:: Exercise ::
Pull every line of the entries that has the word "this".

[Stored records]
↓

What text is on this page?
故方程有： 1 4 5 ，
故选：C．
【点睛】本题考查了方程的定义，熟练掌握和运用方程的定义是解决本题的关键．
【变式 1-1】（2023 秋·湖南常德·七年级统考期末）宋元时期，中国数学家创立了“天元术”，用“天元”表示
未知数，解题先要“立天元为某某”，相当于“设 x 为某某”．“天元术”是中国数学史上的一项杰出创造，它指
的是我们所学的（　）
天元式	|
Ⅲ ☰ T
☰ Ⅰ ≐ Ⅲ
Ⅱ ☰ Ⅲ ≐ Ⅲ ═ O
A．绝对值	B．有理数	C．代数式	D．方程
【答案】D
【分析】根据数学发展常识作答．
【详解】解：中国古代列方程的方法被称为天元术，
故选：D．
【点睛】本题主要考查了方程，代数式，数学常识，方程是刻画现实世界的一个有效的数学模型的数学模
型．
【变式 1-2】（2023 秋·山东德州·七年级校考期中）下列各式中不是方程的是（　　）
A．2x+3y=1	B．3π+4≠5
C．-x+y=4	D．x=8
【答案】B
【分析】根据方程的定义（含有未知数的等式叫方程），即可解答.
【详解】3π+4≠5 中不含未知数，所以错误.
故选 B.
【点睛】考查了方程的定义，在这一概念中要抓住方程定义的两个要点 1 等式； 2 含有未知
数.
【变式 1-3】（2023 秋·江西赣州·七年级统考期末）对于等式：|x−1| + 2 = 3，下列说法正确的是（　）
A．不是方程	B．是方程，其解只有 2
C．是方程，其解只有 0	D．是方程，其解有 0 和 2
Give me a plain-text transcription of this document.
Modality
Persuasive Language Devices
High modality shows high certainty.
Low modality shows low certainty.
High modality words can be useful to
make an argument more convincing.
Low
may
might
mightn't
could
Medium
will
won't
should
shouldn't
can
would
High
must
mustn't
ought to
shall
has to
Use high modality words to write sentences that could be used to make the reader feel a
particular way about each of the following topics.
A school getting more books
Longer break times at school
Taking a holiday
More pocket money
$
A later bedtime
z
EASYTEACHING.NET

↑
↓

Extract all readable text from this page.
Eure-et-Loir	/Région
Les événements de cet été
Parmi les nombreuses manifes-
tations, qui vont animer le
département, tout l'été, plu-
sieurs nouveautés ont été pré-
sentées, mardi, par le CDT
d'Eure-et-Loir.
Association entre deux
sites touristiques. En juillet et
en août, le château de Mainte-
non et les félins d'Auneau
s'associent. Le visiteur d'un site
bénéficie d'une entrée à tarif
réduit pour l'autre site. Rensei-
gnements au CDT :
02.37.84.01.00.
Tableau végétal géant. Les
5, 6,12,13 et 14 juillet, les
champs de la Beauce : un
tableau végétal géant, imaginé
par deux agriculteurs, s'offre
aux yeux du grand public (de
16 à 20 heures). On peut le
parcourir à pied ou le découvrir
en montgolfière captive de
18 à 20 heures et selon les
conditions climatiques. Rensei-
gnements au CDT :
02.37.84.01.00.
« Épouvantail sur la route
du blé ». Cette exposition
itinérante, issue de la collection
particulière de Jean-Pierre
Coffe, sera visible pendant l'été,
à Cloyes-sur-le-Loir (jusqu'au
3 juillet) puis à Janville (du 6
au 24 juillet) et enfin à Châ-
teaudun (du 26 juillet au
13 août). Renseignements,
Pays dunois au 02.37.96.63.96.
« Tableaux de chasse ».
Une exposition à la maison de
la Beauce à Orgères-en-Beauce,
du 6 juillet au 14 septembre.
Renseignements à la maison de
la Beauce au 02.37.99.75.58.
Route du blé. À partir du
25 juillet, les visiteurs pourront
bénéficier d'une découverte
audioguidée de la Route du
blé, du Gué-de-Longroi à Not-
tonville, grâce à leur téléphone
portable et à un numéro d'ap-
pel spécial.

↑

:: Task result ::
What text is on this page?
Give me a plain-text transcription of this document.
Extract all readable text from this page.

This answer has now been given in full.